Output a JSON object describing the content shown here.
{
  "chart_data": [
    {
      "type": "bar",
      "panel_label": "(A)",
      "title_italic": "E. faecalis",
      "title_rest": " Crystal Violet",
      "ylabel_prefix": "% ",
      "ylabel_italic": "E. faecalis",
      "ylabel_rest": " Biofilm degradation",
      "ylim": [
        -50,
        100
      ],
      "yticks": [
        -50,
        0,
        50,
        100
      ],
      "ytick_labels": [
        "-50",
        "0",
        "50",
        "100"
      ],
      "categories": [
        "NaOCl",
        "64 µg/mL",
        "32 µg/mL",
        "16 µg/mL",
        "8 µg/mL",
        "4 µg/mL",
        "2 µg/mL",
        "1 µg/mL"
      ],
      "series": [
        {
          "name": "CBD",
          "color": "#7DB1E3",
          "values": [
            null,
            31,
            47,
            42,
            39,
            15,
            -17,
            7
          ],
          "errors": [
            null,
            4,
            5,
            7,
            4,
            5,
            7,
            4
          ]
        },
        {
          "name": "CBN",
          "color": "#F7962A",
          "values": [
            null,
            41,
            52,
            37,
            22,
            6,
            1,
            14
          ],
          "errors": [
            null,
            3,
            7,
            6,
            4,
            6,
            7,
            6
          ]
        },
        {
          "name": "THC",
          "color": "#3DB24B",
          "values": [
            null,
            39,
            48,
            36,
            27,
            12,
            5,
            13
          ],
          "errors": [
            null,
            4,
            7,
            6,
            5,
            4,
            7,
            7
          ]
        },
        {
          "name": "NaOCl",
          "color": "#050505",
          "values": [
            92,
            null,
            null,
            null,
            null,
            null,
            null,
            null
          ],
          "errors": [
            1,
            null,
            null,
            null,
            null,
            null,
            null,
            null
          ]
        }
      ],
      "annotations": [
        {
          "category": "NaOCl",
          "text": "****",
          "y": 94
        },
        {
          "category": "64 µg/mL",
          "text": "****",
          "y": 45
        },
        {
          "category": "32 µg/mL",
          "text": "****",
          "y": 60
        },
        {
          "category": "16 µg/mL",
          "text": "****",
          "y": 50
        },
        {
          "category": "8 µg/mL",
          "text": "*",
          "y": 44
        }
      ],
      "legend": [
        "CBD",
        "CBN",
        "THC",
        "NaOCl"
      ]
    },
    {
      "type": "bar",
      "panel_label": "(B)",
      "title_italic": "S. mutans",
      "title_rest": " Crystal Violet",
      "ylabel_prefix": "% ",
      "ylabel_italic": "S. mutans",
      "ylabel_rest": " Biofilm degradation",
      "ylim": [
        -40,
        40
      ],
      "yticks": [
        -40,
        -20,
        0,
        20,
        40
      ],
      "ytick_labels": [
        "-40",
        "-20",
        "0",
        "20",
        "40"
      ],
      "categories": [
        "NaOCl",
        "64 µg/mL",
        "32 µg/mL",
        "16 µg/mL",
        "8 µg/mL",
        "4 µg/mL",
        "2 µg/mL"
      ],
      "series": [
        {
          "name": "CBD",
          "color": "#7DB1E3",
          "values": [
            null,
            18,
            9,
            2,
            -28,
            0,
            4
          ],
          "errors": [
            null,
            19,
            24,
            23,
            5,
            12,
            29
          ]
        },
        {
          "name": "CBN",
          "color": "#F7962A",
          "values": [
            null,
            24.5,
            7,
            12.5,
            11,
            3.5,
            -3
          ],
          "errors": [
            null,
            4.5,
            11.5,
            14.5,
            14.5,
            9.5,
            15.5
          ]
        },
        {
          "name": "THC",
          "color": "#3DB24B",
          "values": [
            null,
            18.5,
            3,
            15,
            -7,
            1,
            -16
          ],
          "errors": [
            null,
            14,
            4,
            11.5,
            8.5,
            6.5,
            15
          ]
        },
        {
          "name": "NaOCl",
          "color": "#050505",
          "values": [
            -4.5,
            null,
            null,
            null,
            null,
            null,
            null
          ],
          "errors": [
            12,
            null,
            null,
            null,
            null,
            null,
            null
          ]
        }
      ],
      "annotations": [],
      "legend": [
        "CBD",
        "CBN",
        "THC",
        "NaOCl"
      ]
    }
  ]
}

**What this task involves:**
Above are the records; copy all of them exactly.

**Finished exercise:**
Output a JSON object describing the content shown here.
{
  "chart_data": [
    {
      "type": "bar",
      "panel_label": "(A)",
      "title_italic": "E. faecalis",
      "title_rest": " Crystal Violet",
      "ylabel_prefix": "% ",
      "ylabel_italic": "E. faecalis",
      "ylabel_rest": " Biofilm degradation",
      "ylim": [
        -50,
        100
      ],
      "yticks": [
        -50,
        0,
        50,
        100
      ],
      "ytick_labels": [
        "-50",
        "0",
        "50",
        "100"
      ],
      "categories": [
        "NaOCl",
        "64 µg/mL",
        "32 µg/mL",
        "16 µg/mL",
        "8 µg/mL",
        "4 µg/mL",
        "2 µg/mL",
        "1 µg/mL"
      ],
      "series": [
        {
          "name": "CBD",
          "color": "#7DB1E3",
          "values": [
            null,
            31,
            47,
            42,
            39,
            15,
            -17,
            7
          ],
          "errors": [
            null,
            4,
            5,
            7,
            4,
            5,
            7,
            4
          ]
        },
        {
          "name": "CBN",
          "color": "#F7962A",
          "values": [
            null,
            41,
            52,
            37,
            22,
            6,
            1,
            14
          ],
          "errors": [
            null,
            3,
            7,
            6,
            4,
            6,
            7,
            6
          ]
        },
        {
          "name": "THC",
          "color": "#3DB24B",
          "values": [
            null,
            39,
            48,
            36,
            27,
            12,
            5,
            13
          ],
          "errors": [
            null,
            4,
            7,
            6,
            5,
            4,
            7,
            7
          ]
        },
        {
          "name": "NaOCl",
          "color": "#050505",
          "values": [
            92,
            null,
            null,
            null,
            null,
            null,
            null,
            null
          ],
          "errors": [
            1,
            null,
            null,
            null,
            null,
            null,
            null,
            null
          ]
        }
      ],
      "annotations": [
        {
          "category": "NaOCl",
          "text": "****",
          "y": 94
        },
        {
          "category": "64 µg/mL",
          "text": "****",
          "y": 45
        },
        {
          "category": "32 µg/mL",
          "text": "****",
          "y": 60
        },
        {
          "category": "16 µg/mL",
          "text": "****",
          "y": 50
        },
        {
          "category": "8 µg/mL",
          "text": "*",
          "y": 44
        }
      ],
      "legend": [
        "CBD",
        "CBN",
        "THC",
        "NaOCl"
      ]
    },
    {
      "type": "bar",
      "panel_label": "(B)",
      "title_italic": "S. mutans",
      "title_rest": " Crystal Violet",
      "ylabel_prefix": "% ",
      "ylabel_italic": "S. mutans",
      "ylabel_rest": " Biofilm degradation",
      "ylim": [
        -40,
        40
      ],
      "yticks": [
        -40,
        -20,
        0,
        20,
        40
      ],
      "ytick_labels": [
        "-40",
        "-20",
        "0",
        "20",
        "40"
      ],
      "categories": [
        "NaOCl",
        "64 µg/mL",
        "32 µg/mL",
        "16 µg/mL",
        "8 µg/mL",
        "4 µg/mL",
        "2 µg/mL"
      ],
      "series": [
        {
          "name": "CBD",
          "color": "#7DB1E3",
          "values": [
            null,
            18,
            9,
            2,
            -28,
            0,
            4
          ],
          "errors": [
            null,
            19,
            24,
            23,
            5,
            12,
            29
          ]
        },
        {
          "name": "CBN",
          "color": "#F7962A",
          "values": [
            null,
            24.5,
            7,
            12.5,
            11,
            3.5,
            -3
          ],
          "errors": [
            null,
            4.5,
            11.5,
            14.5,
            14.5,
            9.5,
            15.5
          ]
        },
        {
          "name": "THC",
          "color": "#3DB24B",
          "values": [
            null,
            18.5,
            3,
            15,
            -7,
            1,
            -16
          ],
          "errors": [
            null,
            14,
            4,
            11.5,
            8.5,
            6.5,
            15
          ]
        },
        {
          "name": "NaOCl",
          "color": "#050505",
          "values": [
            -4.5,
            null,
            null,
            null,
            null,
            null,
            null
          ],
          "errors": [
            12,
            null,
            null,
            null,
            null,
            null,
            null
          ]
        }
      ],
      "annotations": [],
      "legend": [
        "CBD",
        "CBN",
        "THC",
        "NaOCl"
      ]
    }
  ]
}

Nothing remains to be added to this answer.